▸ **Document segment**:
************

Civitas - Two Tests for UK Trade: Does seamless, tariff-free trade boost exports and does distance matter?
During the UK’s departure from the European Union, debate about UK trade policy was dominated by two assertions:
- That seamless, tariff-free trade with the EU was the optimal outcome for UK manufacturing;
- That trade grows fastest with countries that are nearest.
In this report, trade analyst, Phil Radford performs two correlations on UK trade data to scrutinise the evidence for these two assertions. By comparing the performance of the UK’s 14 largest manufacturing export sectors in EU and non-EU markets from 2000–2019, the author finds:
- UK-EU TRADE: ‘…there is no relationship between the comparative benefit enjoyed by a sector in the EU – in terms of tariffs and seamless access – and its comparative performance in EU markets over the past 20 years. In other words, there appears to be no connection at all between the supposed benefits of seamless, tariff-free trade with the EU, and the export performance of UK manufacturing sectors.’
- ‘This research shows that over the past two decades, UK exports to the EU performed best where the effect of the Customs Union and Single market were weakest, or absent. The only sectors that performed comparatively well in EU markets were either small (food products) or slow growing (chemicals) or facing imminent decline (refined petroleum).’
- Radford also finds ‘…the UK’s aerospace sector enjoyed the least advantage in EU markets, compared to other manufacturing sectors, and yet its comparative performance was easily the best.’
- ‘In crude terms, the only area of UK trade in which there is a clear positive correlation between the supposed benefits of seamless, tariff-free trade on the one hand, and comparative performance on the other, is in the UK’s largest manufacturing import sectors.’
- THE EU–UK TRADE AND COOPERATION AGREEMENT: ‘In general terms, most countries develop trade policy to increase exports and to discourage imports from displacing domestic production – at least where domestic production appears to be competitive. This is more or less the reverse of what seamless, tariff-free trade with the EU achieved in the final two decades of UK membership. In so far as the TCA with the EU replicates the terms of the UK’s previous trading relationship, it may turn out to be a very bad deal for the UK.’
- DISTANCE: ‘Looking only at the top 10 countries, there is a strong positive correlation. This means that for 65.2 per cent of UK goods exports, there is a strong inverse relationship between geographical proximity and trade growth. The further a nation is from the UK, the faster exports grew – after GDP growth is taken into account.’
- IMPORT PARTNERS IN EU: ‘With the exception of France and Ireland, all the UK’s principal import partners in the EU have succeeded in increasing exports to UK faster than the UK economy itself has grown.’
- His findings ‘instantly reveal the EU’s domination of UK imports. Germany easily outstrips China and the US as the UK’s biggest import partner.’
Those results lead Phil Radford to draw some significant conclusions in this report:
- OVERSTATED ASSERTIONS IN MODELLING: ‘Both of these conclusions support the assertions of liberal, free trade economists that the benefits of seamless, tariff free trade with neighbouring economies in the EU are overstated in the economic models used in official trade forecasts.’
- ‘If these two tests are a fair reflection of UK trade performance then it follows that tariffs, non-tariff barriers and distance are not the principal drivers of UK export performance – at least for goods.’
- SUBSIDIES: Radford also finds there ‘…is clear evidence that investment is a main driver of the trajectory of UK trade in cars and auto parts with the EU. And the scale of subsidies involved indicate that taxpayers’ cash is the magnet that draws investment away from UK plants.’
- MODELLING: Radford finds ‘any forecasting model that fails to take into account the potential for tax policies to impact investment and therefore trade flows is likely to wildly miss its mark, at least in the UK’s pharmaceuticals industry’.

************

▸ **Required tasks**:
1. Return the part of the UK trade report summary starting at "During the UK’s" and ending at "that are nearest.".
2. Answer these questions from the UK trade report summary:
(a) How many of the UK's largest manufacturing export sectors were compared, and over what years?
(b) Which sector enjoyed the least advantage in EU markets yet had easily the best comparative performance?
(c) Which country is named as the UK's biggest import partner?
3. According to the UK trade report summary, why may the TCA with the EU turn out to be a very bad deal for the UK? Answer in one to three sentences.

Source records:
************

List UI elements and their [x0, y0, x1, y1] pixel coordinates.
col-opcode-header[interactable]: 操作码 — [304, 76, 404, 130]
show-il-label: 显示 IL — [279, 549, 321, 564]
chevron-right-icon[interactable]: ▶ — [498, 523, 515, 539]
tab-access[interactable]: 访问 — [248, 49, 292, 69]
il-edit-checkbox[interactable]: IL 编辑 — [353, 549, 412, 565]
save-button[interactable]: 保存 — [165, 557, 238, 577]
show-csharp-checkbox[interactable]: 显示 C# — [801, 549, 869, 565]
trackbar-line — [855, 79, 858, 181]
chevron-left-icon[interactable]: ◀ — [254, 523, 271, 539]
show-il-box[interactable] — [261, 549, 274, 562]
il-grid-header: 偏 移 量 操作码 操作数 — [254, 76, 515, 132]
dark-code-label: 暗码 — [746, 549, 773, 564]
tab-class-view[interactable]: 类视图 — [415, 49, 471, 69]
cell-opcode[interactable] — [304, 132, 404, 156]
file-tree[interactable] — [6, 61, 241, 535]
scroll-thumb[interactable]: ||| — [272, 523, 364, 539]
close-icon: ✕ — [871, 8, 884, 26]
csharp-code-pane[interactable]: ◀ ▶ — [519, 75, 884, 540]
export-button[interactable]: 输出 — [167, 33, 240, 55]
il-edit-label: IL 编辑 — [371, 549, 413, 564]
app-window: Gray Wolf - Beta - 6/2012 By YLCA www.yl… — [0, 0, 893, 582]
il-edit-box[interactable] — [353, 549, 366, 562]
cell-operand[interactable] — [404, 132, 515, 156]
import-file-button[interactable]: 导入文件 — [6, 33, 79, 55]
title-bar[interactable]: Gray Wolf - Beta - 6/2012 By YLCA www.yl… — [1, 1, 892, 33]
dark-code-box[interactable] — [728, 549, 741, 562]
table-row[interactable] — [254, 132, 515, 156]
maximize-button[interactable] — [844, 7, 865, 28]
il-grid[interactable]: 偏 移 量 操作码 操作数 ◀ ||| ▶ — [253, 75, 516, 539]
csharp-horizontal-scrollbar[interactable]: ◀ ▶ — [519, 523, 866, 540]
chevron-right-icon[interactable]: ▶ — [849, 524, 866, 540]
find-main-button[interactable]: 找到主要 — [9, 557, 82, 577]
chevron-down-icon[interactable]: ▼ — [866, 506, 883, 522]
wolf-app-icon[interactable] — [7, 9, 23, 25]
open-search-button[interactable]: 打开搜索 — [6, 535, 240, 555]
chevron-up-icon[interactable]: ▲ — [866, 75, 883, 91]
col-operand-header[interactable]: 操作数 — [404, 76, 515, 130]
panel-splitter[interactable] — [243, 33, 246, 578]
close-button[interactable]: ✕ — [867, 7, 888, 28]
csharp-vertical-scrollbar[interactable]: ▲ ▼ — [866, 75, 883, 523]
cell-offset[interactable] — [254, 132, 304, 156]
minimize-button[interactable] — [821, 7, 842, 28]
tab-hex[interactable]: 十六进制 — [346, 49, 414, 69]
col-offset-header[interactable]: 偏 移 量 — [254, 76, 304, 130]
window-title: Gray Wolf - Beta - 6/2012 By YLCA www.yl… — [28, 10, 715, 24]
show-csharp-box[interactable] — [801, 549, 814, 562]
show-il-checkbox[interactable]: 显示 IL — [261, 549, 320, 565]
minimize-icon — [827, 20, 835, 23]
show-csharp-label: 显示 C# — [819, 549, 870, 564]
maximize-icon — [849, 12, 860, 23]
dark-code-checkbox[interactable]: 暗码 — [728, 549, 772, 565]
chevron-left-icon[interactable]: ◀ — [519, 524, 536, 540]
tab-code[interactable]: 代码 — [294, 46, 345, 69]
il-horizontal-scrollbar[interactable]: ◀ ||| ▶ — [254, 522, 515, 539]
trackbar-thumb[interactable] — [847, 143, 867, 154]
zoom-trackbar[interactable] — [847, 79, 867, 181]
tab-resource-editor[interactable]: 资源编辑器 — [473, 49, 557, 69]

************

▸ **Task solutions**:
1.
During the UK’s departure from the European Union, debate about UK trade policy was dominated by two assertions:
- That seamless, tariff-free trade with the EU was the optimal outcome for UK manufacturing;
- That trade grows fastest with countries that are nearest.

2.
(a) The UK's 14 largest manufacturing export sectors were compared, from 2000 to 2019.
(b) The aerospace sector.
(c) Germany.

3. Most countries shape trade policy to increase exports and to keep imports from displacing competitive domestic production. Seamless, tariff-free trade with the EU did more or less the reverse during the final two decades of UK membership. So, to the extent that the TCA replicates those earlier terms, it may prove a very bad deal.